### Exercise description:
Sift the material for lines containing "Knack", and return them.

### Information given:

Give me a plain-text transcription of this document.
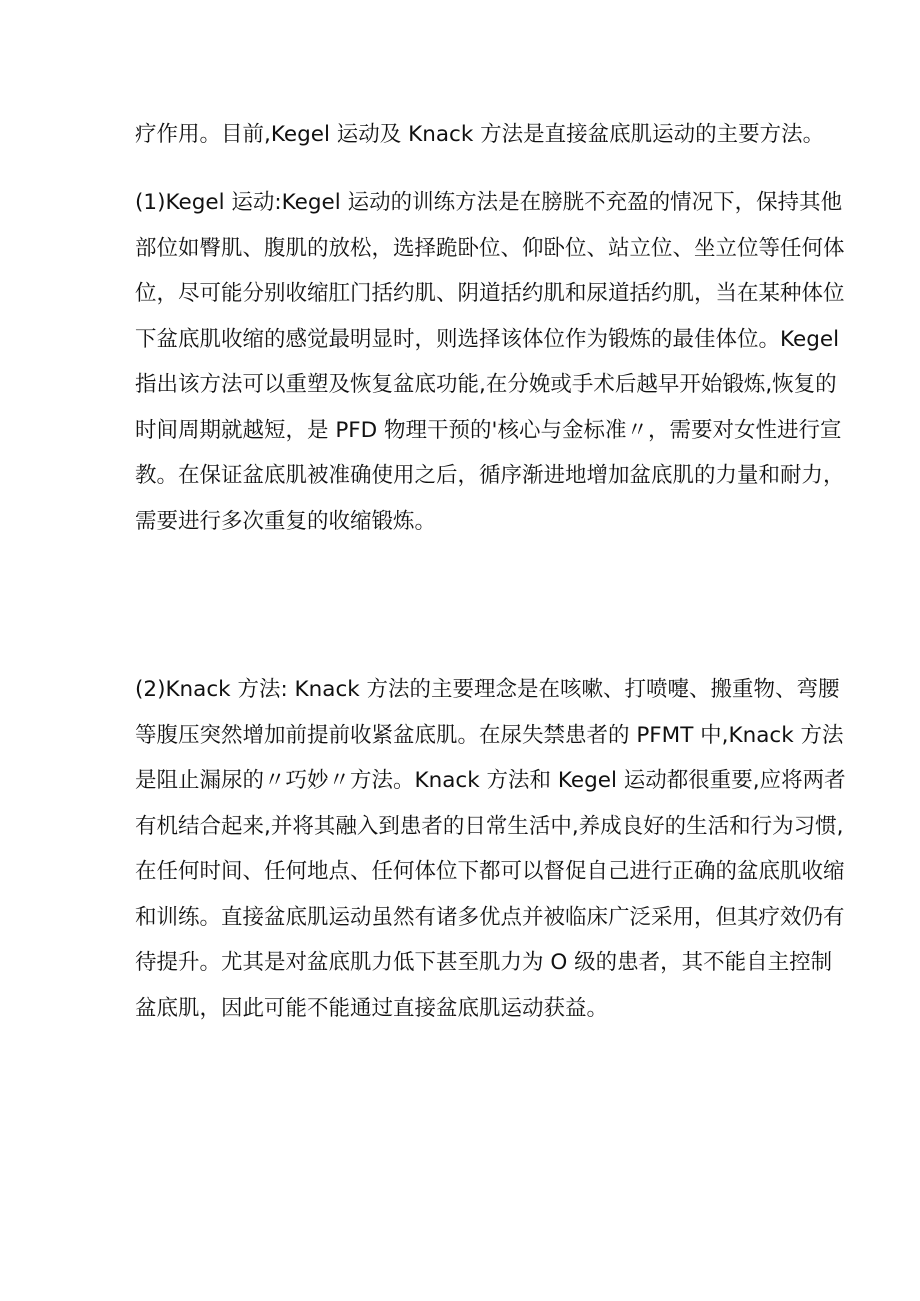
疗作用。目前,Kegel 运动及 Knack 方法是直接盆底肌运动的主要方法。
(1)Kegel 运动:Kegel 运动的训练方法是在膀胱不充盈的情况下，保持其他
部位如臀肌、腹肌的放松，选择跪卧位、仰卧位、站立位、坐立位等任何体
位，尽可能分别收缩肛门括约肌、阴道括约肌和尿道括约肌，当在某种体位
下盆底肌收缩的感觉最明显时，则选择该体位作为锻炼的最佳体位。Kegel
指出该方法可以重塑及恢复盆底功能,在分娩或手术后越早开始锻炼,恢复的
时间周期就越短，是 PFD 物理干预的'核心与金标准〃，需要对女性进行宣
教。在保证盆底肌被准确使用之后，循序渐进地增加盆底肌的力量和耐力，
需要进行多次重复的收缩锻炼。
(2)Knack 方法: Knack 方法的主要理念是在咳嗽、打喷嚏、搬重物、弯腰
等腹压突然增加前提前收紧盆底肌。在尿失禁患者的 PFMT 中,Knack 方法
是阻止漏尿的〃巧妙〃方法。Knack 方法和 Kegel 运动都很重要,应将两者
有机结合起来,并将其融入到患者的日常生活中,养成良好的生活和行为习惯,
在任何时间、任何地点、任何体位下都可以督促自己进行正确的盆底肌收缩
和训练。直接盆底肌运动虽然有诸多优点并被临床广泛采用，但其疗效仍有
待提升。尤其是对盆底肌力低下甚至肌力为 O 级的患者，其不能自主控制
盆底肌，因此可能不能通过直接盆底肌运动获益。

### Worked solution:
疗作用。目前,Kegel 运动及 Knack 方法是直接盆底肌运动的主要方法。
(2)Knack 方法: Knack 方法的主要理念是在咳嗽、打喷嚏、搬重物、弯腰
等腹压突然增加前提前收紧盆底肌。在尿失禁患者的 PFMT 中,Knack 方法
是阻止漏尿的〃巧妙〃方法。Knack 方法和 Kegel 运动都很重要,应将两者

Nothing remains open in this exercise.